§ **Set task**
Separate out the lines that hold "بشیر".

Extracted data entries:
....
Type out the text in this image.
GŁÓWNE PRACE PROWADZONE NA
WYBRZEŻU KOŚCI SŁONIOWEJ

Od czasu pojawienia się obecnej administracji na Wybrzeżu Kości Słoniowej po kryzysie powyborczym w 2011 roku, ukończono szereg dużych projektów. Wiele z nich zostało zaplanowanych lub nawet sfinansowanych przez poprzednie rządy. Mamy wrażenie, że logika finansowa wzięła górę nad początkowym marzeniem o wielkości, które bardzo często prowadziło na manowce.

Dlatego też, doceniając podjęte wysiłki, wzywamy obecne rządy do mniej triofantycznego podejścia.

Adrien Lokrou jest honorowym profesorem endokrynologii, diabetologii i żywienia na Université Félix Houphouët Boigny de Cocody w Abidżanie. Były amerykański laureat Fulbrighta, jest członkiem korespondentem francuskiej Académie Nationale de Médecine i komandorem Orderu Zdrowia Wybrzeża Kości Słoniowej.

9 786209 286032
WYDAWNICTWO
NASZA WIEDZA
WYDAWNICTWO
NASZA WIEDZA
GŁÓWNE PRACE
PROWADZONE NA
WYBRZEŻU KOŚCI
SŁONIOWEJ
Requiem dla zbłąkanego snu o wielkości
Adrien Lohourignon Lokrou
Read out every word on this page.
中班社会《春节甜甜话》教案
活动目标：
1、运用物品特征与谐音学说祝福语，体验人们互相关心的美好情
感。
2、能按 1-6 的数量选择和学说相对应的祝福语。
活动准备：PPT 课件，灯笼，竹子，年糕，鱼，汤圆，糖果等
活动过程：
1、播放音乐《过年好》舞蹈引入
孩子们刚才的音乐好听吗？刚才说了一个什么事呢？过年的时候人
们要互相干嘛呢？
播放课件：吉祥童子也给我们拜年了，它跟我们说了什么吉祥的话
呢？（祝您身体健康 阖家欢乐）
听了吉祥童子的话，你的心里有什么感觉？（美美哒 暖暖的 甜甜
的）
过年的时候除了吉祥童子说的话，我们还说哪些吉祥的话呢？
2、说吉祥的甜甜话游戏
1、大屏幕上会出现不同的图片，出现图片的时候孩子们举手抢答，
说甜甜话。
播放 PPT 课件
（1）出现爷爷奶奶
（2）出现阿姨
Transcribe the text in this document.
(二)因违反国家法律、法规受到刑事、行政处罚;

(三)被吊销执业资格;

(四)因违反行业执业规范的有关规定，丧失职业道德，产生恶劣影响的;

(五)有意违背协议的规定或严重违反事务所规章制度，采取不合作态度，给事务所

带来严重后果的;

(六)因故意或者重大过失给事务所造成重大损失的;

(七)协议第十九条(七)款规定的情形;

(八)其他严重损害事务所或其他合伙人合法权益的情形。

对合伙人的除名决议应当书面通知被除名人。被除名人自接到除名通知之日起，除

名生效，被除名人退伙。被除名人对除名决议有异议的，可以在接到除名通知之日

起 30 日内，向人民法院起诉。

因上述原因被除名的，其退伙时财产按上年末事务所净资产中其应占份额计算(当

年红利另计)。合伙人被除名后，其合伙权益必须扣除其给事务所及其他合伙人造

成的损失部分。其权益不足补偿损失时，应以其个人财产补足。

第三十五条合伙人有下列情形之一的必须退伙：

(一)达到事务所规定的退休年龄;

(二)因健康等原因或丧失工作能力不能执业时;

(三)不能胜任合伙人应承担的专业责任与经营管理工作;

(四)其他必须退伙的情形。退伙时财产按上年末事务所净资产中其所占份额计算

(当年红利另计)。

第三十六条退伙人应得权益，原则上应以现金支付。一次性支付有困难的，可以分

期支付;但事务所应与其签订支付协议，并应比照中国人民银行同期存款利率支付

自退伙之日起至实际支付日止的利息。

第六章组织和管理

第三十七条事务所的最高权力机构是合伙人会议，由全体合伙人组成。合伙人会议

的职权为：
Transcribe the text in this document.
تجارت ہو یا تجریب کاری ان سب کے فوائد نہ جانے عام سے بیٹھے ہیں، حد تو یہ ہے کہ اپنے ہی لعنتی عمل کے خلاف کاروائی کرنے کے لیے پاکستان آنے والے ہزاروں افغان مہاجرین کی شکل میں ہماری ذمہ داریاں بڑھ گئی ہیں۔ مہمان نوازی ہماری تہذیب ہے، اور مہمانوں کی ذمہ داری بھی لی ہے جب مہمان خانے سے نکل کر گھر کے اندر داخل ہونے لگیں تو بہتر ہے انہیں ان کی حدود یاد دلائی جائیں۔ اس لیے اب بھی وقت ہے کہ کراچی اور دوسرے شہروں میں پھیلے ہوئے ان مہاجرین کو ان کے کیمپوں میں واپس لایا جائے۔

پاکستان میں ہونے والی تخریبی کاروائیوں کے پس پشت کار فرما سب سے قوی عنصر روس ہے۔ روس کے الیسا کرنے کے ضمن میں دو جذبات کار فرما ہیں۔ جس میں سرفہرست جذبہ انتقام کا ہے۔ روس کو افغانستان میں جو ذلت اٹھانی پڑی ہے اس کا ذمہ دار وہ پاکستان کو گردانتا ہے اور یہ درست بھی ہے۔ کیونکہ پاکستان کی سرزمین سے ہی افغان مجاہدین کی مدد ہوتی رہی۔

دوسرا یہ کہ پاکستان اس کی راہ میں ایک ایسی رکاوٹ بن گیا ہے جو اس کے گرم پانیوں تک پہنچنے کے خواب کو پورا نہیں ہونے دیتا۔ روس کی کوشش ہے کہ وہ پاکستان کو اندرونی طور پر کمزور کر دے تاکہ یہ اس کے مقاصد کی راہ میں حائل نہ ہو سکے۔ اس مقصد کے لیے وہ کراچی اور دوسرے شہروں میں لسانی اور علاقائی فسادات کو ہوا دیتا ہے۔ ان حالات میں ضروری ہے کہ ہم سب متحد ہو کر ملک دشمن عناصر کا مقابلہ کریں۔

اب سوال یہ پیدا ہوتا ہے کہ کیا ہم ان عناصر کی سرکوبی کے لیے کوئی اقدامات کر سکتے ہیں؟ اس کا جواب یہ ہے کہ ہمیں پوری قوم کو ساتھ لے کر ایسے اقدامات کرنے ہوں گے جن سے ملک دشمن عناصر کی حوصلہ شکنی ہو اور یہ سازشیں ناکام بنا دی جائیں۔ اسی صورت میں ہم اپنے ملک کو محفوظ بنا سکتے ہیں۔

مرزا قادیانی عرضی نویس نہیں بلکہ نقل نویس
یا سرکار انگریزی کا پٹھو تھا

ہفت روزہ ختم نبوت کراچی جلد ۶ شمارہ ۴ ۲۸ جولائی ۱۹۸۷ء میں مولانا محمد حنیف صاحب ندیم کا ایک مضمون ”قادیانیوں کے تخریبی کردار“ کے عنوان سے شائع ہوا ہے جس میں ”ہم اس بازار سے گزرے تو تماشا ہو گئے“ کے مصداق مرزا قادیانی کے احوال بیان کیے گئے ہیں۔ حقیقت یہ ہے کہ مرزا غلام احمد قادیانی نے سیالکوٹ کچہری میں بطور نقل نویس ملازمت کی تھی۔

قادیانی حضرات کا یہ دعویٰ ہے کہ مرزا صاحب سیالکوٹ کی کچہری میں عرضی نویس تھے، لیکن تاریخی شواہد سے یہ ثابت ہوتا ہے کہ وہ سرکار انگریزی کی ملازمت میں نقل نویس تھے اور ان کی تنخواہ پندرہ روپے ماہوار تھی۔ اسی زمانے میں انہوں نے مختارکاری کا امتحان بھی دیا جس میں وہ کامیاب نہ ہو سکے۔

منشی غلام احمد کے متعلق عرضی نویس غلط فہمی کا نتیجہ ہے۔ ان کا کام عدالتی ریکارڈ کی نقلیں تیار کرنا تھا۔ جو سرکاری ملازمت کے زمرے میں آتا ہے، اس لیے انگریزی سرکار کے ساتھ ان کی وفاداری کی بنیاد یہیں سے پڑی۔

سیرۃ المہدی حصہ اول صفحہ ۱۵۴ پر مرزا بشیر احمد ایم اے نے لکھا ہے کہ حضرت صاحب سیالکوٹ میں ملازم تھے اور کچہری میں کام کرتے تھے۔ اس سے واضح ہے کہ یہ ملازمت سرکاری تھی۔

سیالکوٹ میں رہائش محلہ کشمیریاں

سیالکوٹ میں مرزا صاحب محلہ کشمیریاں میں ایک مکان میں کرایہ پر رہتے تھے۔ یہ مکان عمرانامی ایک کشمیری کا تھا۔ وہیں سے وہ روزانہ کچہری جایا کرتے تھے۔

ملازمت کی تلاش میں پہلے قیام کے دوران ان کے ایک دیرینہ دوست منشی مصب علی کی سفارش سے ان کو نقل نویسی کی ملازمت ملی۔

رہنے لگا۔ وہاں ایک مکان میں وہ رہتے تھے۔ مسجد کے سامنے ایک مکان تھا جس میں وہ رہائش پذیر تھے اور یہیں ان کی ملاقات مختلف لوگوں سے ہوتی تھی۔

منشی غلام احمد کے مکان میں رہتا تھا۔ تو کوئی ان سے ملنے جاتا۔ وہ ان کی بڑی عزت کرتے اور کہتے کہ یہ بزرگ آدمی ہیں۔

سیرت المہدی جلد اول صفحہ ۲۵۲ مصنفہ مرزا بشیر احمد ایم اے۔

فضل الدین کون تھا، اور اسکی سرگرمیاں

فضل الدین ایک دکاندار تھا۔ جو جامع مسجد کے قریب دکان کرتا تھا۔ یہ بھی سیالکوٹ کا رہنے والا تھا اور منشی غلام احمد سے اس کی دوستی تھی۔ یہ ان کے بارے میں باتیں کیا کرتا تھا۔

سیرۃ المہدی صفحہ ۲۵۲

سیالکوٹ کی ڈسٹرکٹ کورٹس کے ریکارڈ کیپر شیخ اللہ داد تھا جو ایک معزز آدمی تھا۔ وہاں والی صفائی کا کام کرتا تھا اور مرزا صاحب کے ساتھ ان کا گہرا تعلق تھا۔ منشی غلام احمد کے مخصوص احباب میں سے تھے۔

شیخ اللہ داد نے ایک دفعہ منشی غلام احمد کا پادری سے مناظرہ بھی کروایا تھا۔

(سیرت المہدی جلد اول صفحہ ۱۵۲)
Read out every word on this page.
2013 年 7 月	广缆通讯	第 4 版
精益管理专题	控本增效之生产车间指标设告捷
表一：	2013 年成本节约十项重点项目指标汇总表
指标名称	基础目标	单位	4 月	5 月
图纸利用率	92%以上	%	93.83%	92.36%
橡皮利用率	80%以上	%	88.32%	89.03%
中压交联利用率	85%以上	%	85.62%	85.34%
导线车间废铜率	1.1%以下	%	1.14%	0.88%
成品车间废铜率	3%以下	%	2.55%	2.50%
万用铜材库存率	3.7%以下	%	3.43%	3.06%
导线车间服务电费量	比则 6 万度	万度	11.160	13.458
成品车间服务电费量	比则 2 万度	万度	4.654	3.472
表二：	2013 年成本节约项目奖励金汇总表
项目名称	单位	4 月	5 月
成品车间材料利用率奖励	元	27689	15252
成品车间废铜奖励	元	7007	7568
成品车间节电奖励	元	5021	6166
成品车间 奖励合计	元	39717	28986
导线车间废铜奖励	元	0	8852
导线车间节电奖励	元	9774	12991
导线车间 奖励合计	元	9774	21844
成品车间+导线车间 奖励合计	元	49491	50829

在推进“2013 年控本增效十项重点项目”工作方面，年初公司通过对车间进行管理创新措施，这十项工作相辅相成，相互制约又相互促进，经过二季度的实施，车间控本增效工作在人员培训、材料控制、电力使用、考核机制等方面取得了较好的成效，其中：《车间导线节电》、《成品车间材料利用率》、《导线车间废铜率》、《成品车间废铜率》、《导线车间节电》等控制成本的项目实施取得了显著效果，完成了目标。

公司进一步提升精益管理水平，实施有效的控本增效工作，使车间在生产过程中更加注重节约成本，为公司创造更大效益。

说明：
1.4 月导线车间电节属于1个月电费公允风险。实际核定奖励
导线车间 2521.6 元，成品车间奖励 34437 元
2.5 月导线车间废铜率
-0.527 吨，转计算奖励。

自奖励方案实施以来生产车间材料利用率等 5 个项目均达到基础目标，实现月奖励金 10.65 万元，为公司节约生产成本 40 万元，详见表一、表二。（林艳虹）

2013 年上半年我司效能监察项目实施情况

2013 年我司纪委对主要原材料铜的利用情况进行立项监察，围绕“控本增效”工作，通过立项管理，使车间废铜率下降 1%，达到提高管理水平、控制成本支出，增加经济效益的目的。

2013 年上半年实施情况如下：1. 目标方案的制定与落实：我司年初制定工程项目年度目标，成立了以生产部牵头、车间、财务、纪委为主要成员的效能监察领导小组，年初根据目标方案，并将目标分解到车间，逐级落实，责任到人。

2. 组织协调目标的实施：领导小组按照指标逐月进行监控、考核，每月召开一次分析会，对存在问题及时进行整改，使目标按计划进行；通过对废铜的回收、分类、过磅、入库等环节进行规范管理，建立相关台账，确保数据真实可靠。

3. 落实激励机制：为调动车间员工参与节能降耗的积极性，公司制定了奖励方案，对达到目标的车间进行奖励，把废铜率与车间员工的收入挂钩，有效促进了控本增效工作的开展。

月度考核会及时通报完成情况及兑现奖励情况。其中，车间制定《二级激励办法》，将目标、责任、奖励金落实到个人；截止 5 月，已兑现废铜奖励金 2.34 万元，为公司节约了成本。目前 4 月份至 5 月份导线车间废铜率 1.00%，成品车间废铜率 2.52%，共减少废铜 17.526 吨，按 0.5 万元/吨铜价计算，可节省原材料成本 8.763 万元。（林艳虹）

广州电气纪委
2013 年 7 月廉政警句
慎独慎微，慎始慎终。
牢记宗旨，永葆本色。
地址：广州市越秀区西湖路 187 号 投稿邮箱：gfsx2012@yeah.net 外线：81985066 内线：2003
....
§ **Task response**
سیرۃ المہدی حصہ اول صفحہ ۱۵۴ پر مرزا بشیر احمد ایم اے نے لکھا ہے کہ حضرت صاحب سیالکوٹ میں ملازم تھے اور کچہری میں کام کرتے تھے۔ اس سے واضح ہے کہ یہ ملازمت سرکاری تھی۔
سیرت المہدی جلد اول صفحہ ۲۵۲ مصنفہ مرزا بشیر احمد ایم اے۔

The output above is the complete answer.